Data for processing:
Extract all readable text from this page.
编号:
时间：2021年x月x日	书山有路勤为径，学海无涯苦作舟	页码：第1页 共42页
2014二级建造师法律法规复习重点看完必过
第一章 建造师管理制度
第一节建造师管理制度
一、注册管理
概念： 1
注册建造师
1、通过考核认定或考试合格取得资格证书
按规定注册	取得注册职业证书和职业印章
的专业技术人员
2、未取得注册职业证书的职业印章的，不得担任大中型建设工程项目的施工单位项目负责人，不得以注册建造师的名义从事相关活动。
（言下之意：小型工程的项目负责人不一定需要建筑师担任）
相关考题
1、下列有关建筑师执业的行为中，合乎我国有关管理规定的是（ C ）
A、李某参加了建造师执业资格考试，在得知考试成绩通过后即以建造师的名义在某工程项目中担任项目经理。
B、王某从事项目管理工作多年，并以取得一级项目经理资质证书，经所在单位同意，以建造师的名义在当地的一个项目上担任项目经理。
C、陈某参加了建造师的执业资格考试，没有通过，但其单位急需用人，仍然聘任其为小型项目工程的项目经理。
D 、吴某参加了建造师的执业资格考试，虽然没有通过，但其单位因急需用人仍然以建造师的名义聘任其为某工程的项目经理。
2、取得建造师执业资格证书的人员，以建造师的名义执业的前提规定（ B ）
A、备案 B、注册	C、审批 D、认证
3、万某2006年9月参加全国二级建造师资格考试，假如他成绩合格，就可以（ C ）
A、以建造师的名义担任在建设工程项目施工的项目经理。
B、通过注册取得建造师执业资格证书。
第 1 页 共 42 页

Exercise aim: Repeat the data exactly. Leave nothing out.

Result for this task:
Extract all readable text from this page.
编号:
时间：2021年x月x日	书山有路勤为径，学海无涯苦作舟	页码：第1页 共42页
2014二级建造师法律法规复习重点看完必过
第一章 建造师管理制度
第一节建造师管理制度
一、注册管理
概念： 1
注册建造师
1、通过考核认定或考试合格取得资格证书
按规定注册	取得注册职业证书和职业印章
的专业技术人员
2、未取得注册职业证书的职业印章的，不得担任大中型建设工程项目的施工单位项目负责人，不得以注册建造师的名义从事相关活动。
（言下之意：小型工程的项目负责人不一定需要建筑师担任）
相关考题
1、下列有关建筑师执业的行为中，合乎我国有关管理规定的是（ C ）
A、李某参加了建造师执业资格考试，在得知考试成绩通过后即以建造师的名义在某工程项目中担任项目经理。
B、王某从事项目管理工作多年，并以取得一级项目经理资质证书，经所在单位同意，以建造师的名义在当地的一个项目上担任项目经理。
C、陈某参加了建造师的执业资格考试，没有通过，但其单位急需用人，仍然聘任其为小型项目工程的项目经理。
D 、吴某参加了建造师的执业资格考试，虽然没有通过，但其单位因急需用人仍然以建造师的名义聘任其为某工程的项目经理。
2、取得建造师执业资格证书的人员，以建造师的名义执业的前提规定（ B ）
A、备案 B、注册	C、审批 D、认证
3、万某2006年9月参加全国二级建造师资格考试，假如他成绩合格，就可以（ C ）
A、以建造师的名义担任在建设工程项目施工的项目经理。
B、通过注册取得建造师执业资格证书。
第 1 页 共 42 页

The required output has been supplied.